L’EUROPE RONGÉE PAR LES EXTRÊMES DROITES ANALYSE
Dix ans après la mort de Dominique Venner, l’extrême droite européenne commémore son « samouraï »
Le 21 mai 2013, l’essayiste se suicide par arme à feu dans Notre-Dame de Paris. Une confusion médiatique s’installe alors : un quasi octogénaire réactionnaire se serait donné la mort dans un lieu catholique pour protester contre le « mariage pour tous ». Une décennie après, c’est toute l’extrême droite radicale, dans sa diversité, qui rend hommage à sa vie et à son œuvre.
Nicolas Lebourg, Médiapart, 19 mai 2023 à 17h24
Ce dimanche 21 mai verra des identitaires gravir la montagne Sainte-Victoire en Provence pour aller y lire des pages de Dominique Venner. En plein cœur de Madrid, leurs homologues espagnols tiendront une journée sur le thème « Dominique Venner : le retour du héros ». À Rome, ce sont les néofascistes du Blocco Studentesco qui se recueillent.
Mais l’essentiel est la journée d’hommage organisée salle Wagram à Paris par l’Institut Iliade, qui précise qu’un « texte manifeste sera également lu dans l’ensemble des pays européens qui commémoreront la mort de Dominique Venner ». C’est le jour même de sa mort que l’essayiste a demandé à ses amis de fonder cet institut. Une structure, en somme, qui achève un retour aux origines idéologiques et stratégiques du Groupement de recherche et d’études pour la civilisation européenne (GRECE).
Un hommage du parti néonazi grec Aube dorée à Dominique Venner, le 21 mai 2016 à Athènes.
Identitaires, néofascistes, Nouvelle Droite : ce n’est même pas que chacun aurait « son » Venner. C’est qu’il influença quasiment l’ensemble des courants de la radicalité de droite. Sa forte personnalité, son travail doctrinaire, sa réflexion stratégique les ont considérablement marqués. Retour sur une vie consacrée à la radicalité politique et à la bataille culturelle.

### Consignes de travail
- a) Reproduisez à l'identique le passage de l'article sur Dominique Venner qui va de « L’EUROPE RONGÉE PAR » jusqu'à « à son œuvre. ».
- b) D'après l'article sur Dominique Venner, dans quelle salle parisienne l'Institut Iliade organise-t-il sa journée d'hommage ?
- c) Prolongez l'article sur Dominique Venner au-delà de sa dernière phrase.
Les lignes qui suivent forment un matériau indépendant de l'article sur Dominique Venner.

### Données fournies

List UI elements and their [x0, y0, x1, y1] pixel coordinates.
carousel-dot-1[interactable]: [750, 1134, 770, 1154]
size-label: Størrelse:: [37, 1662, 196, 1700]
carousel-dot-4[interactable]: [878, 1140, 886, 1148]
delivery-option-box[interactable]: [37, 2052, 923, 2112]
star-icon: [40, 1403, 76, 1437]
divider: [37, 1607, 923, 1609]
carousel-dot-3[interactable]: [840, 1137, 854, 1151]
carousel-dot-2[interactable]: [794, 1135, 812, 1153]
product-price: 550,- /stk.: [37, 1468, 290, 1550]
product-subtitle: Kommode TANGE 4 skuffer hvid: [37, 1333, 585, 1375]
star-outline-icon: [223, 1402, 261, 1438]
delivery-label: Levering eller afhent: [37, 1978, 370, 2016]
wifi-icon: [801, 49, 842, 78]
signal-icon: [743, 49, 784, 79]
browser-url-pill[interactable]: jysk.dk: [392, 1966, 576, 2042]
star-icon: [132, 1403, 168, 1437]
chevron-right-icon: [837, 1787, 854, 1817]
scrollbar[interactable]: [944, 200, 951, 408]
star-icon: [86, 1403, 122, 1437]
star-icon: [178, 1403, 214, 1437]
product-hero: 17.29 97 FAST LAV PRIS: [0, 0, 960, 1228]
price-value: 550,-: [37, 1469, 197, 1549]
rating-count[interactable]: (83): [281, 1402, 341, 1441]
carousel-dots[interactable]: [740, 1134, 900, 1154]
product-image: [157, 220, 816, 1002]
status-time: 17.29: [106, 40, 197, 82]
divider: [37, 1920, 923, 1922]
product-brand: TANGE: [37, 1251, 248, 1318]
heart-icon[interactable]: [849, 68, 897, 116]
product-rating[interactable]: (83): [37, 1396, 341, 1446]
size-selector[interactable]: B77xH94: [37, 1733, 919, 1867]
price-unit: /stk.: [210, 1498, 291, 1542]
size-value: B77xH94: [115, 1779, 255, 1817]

### Résultats attendus
- a)
L’EUROPE RONGÉE PAR LES EXTRÊMES DROITES ANALYSE
Dix ans après la mort de Dominique Venner, l’extrême droite européenne commémore son « samouraï »
Le 21 mai 2013, l’essayiste se suicide par arme à feu dans Notre-Dame de Paris. Une confusion médiatique s’installe alors : un quasi octogénaire réactionnaire se serait donné la mort dans un lieu catholique pour protester contre le « mariage pour tous ». Une décennie après, c’est toute l’extrême droite radicale, dans sa diversité, qui rend hommage à sa vie et à son œuvre.

- b) La salle Wagram.

- c)
Une jeunesse déterminée
Né le 16 avril 1935 à Paris, Venner est le dernier d’une famille de cinq enfants. Lorsqu’en 1961 il sera interrogé par des psychiatres, selon la procédure normale de la Cour de sûreté de l’État devant laquelle il est poursuivi (pour « reconstitution de ligue dissoute et atteinte à la sûreté intérieure de l’État » — il reconnaît la seconde mais pas la première), il explique avoir été d’extrême droite depuis le lycée, rejetant ce qu’il considère être la droite bourgeoise et conformiste de son père.
Son père architecte veut le voir faire des études, mais il s’engage dans l’armée en juin 1953, pour un contrat de deux ans. Nommé sergent, il part en Allemagne, puis en Algérie. À sa sortie en 1955, il commence à militer au mouvement néofasciste Jeune Nation (JN), et entame des études de décoration et de dessin. Alors qu’il est rappelé deux fois sous les drapeaux, l’armée l’écœure : « J’ai touché du doigt la décadence », explique-t-il à ses psychiatres. Il plonge dès lors dans l’activisme.
Affirmant que la violence doit être politique, il entend ce thème au sens large. En 1958, il écrit ainsi à un camarade qu’il faut réserver « une bonne rossée dans un coin sombre » à Jean-Jacques Susini, figure de l’Algérie française. En 1959, il est condamné pour avoir avec des camarades passés à tabac quatre Noirs qui se promenaient avec une jeune femme blanche. Quand en 1963 son mouvement est infiltré par un concurrent, un rapport de police affirme que Venner supervise l’enlèvement puis la torture de la principale taupe (supplice de la baignoire et électrodes sont évoqués).
L’homme est déterminé, mais surtout organisé. Les pouvoirs publics aussi : Dominique Venner est arrêté le 19 avril 1961, deux jours avant la tentative de coup d’État des généraux nationalistes contre le général de Gaulle. Son rapport psychiatrique est édifiant, mêlant considération pour son sujet et description d’un homme sans affect.
« Le niveau intellectuel de Venner est nettement supérieur à la moyenne. […] Les facultés logiques s’exercent avec rigueur, mais sans rigidité, la dialectique est très souple mais sans aucune concession. […] Le ton est courtois, calme, pondéré. […] Toute la vie affective de Venner paraît être concentrée sur l’action politique. Il parle spontanément à ce sujet de sacerdoce et il semble bien en effet qu’il soit entré en politique comme on entre en religion. Sa vie privée est pratiquement inexistante. […] Il n’a d’amis que politiques, il ne s’accorde aucune détente. […] Venner, qui rappelle discrètement qu’il vient en prison pour la troisième fois et qu’il a vécu quinze mois dans la clandestinité, (a) une sorte d’ascèse assez extraordinaire. »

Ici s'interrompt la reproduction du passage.